_Texte source_
---+---

Après une large victoire aux élections primaires d’août, considérées par beaucoup comme une répétition générale de l’élection présidentielle, Alberto Fernandez devient sans grande surprise le nouveau président de la République d’Argentine. Sa tâche ne sera pas aisée dans un pays en proie à une profonde crise économique et une inflation parmi les plus élevées du monde.
Photo : Sarcano TV
Le 27 octobre, sur les coups de 23 heures, Alberto Fernandez monte sur scène pour célébrer avec les militants la victoire du Frente para todos. Avec 48,1% des votes, il s’impose comme le nouveau Président de l’Argentine et succèdera le 10 octobre à Mauricio Macri, qui termine en deuxième position avec 40,4% des votes. Bien que l’issue du scrutin ne surprenne pas grand monde, on peut tout de même remarquer que la victoire ne fut pas aussi écrasante que pouvaient le laisser entrevoir les élections d’août dernier où Fernandez distançait Macri avec 16 points de différence.
En quelques mois, Mauricio Macri a donc réussi partiellement son pari. Bien qu’il ne soit pas réélu, son parti, Juntos por el cambio, prive les péronistes d’une majorité absolue au Congrès (ils obtiennent 120 sièges pour une majorité à 129). Si le nouveau président ne veut pas être obligé de diriger par décrets, il devra donc négocier au niveau législatif avec ses adversaires politiques pour faire passer des lois.

---+---

_Données fournies_
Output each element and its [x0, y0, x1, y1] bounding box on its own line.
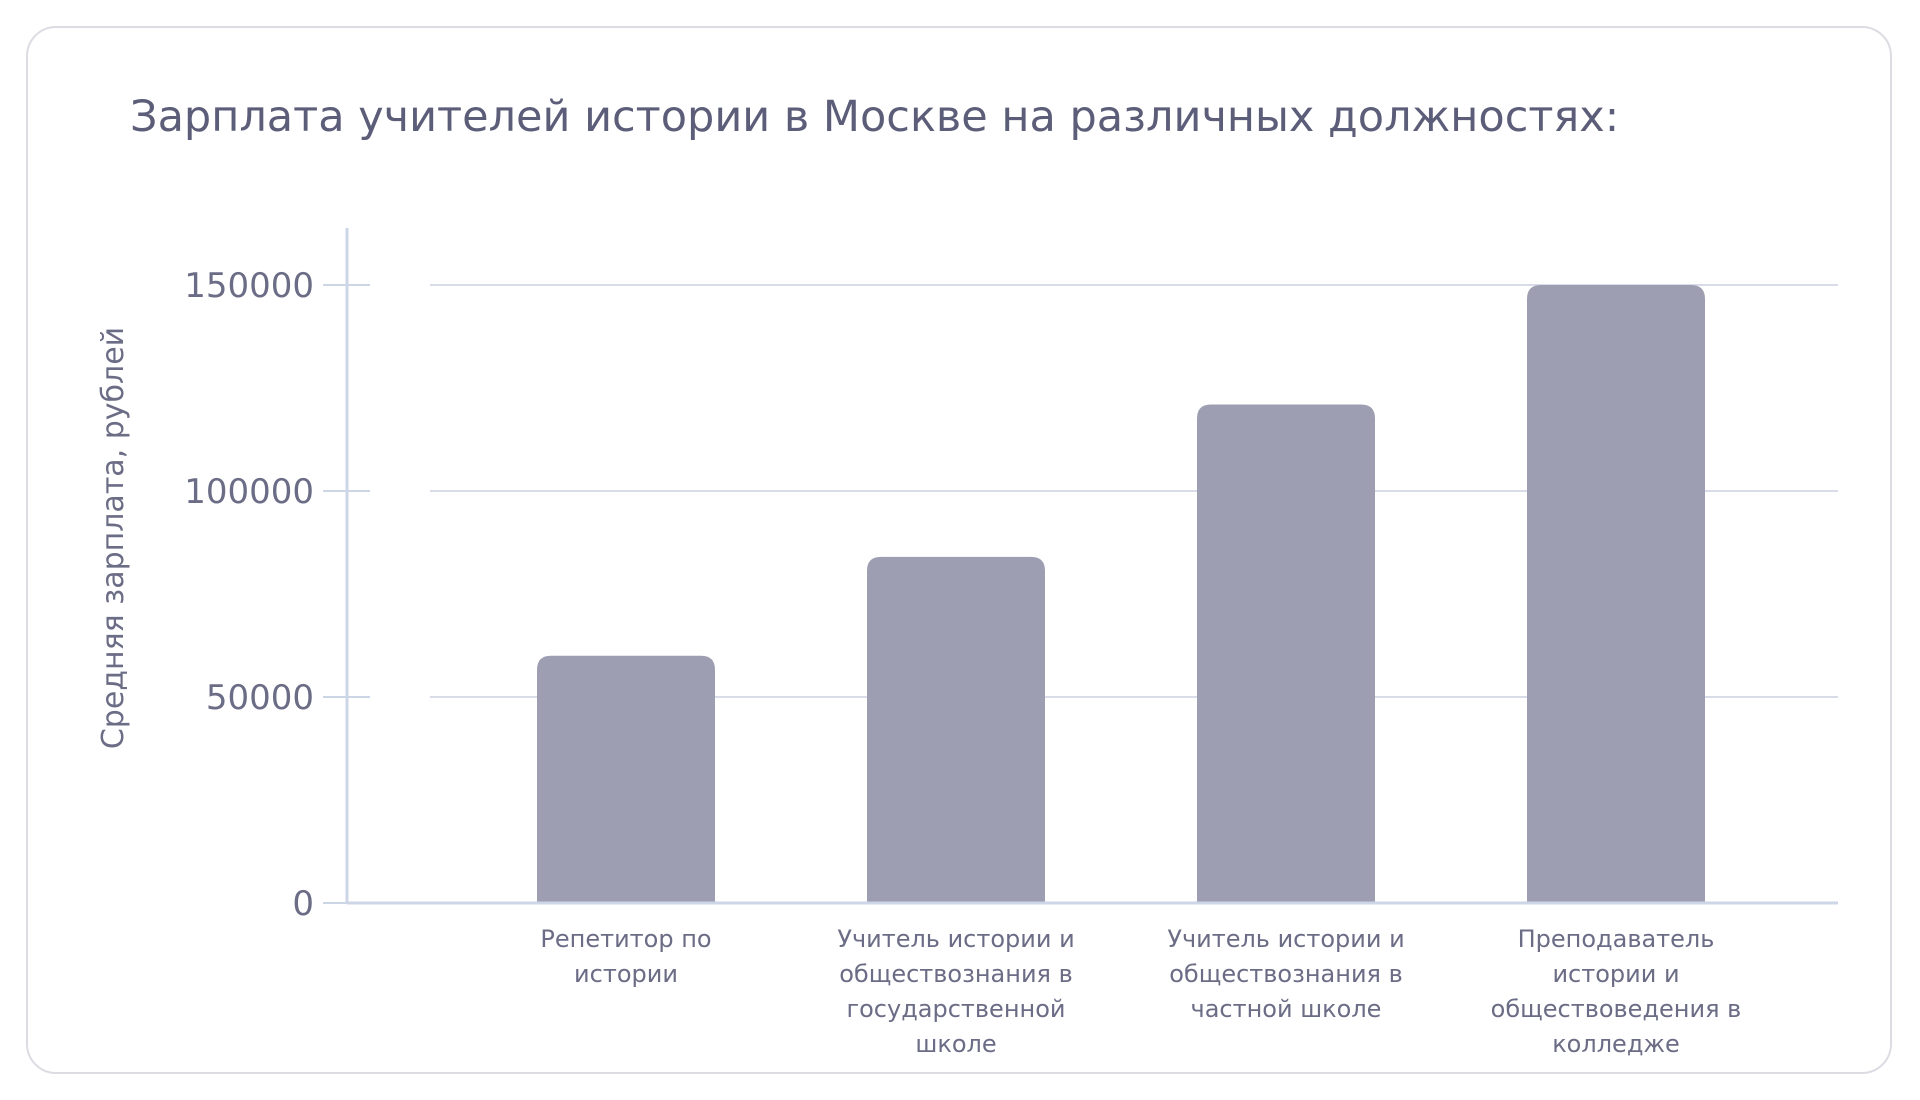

---+---

_Travail à réaliser_
1 - Résumez en deux phrases le texte sur l'élection présidentielle argentine.
2 - Rédigez la suite du texte sur la victoire d'Alberto Fernandez en Argentine.
Les lignes fournies ne sont d'aucune utilité ici.

_Résultats_
1 - Alberto Fernandez, candidat du Frente para todos, remporte l'élection présidentielle argentine avec 48,1 % des voix contre 40,4 % pour Mauricio Macri, un écart moins large que les 16 points des primaires d'août. Les péronistes n'obtiennent que 120 sièges au Congrès, alors qu'il en faut 129 pour la majorité absolue, si bien que le nouveau président devra négocier avec ses adversaires pour faire passer des lois dans un pays en profonde crise économique.

2 -
La victoire d’Alberto Fernandez est surtout une victoire de la stratégie politique de Cristina Kirchner, ancienne présidente et vice-présidente du nouveau chef d’Etat. Il y a quelques mois, elle avait surpris les commentateurs en revenant sur le devant de la scène politique avec son livre Sinceramente. Beaucoup voyaient en cette publication un premier pas pour se lancer dans la course présidentielle. Profitant d’une grande popularité dans les milieux populaires, Cristina Kirchner est également une redoutable analyste politique et sait que sa figure dérange notamment parmi la classe moyenne, véritable clef de voûte des élections nationales. Son implication supposée dans de nombreuses affaires de corruption a détérioré son image auprès de certaines tranches de l’électorat. Elle se met donc en retrait et laisse Alberto Fernandez concourir pour le poste de Président et devient sa colistière. Ancien chef de cabinet de Nestor et Cristina Kirchner de 2003 à 2008, ce baroudeur de la politique argentine abandonna son poste après la crise qui opposa le gouvernement au secteur agricole. Il devint alors l’une des figures contestatrices du kirchnerisme, au sein du mouvement péroniste. Son profil critique ainsi que ses positions idéologiques considérées comme plus centristes lui permirent de rassurer les classes moyennes.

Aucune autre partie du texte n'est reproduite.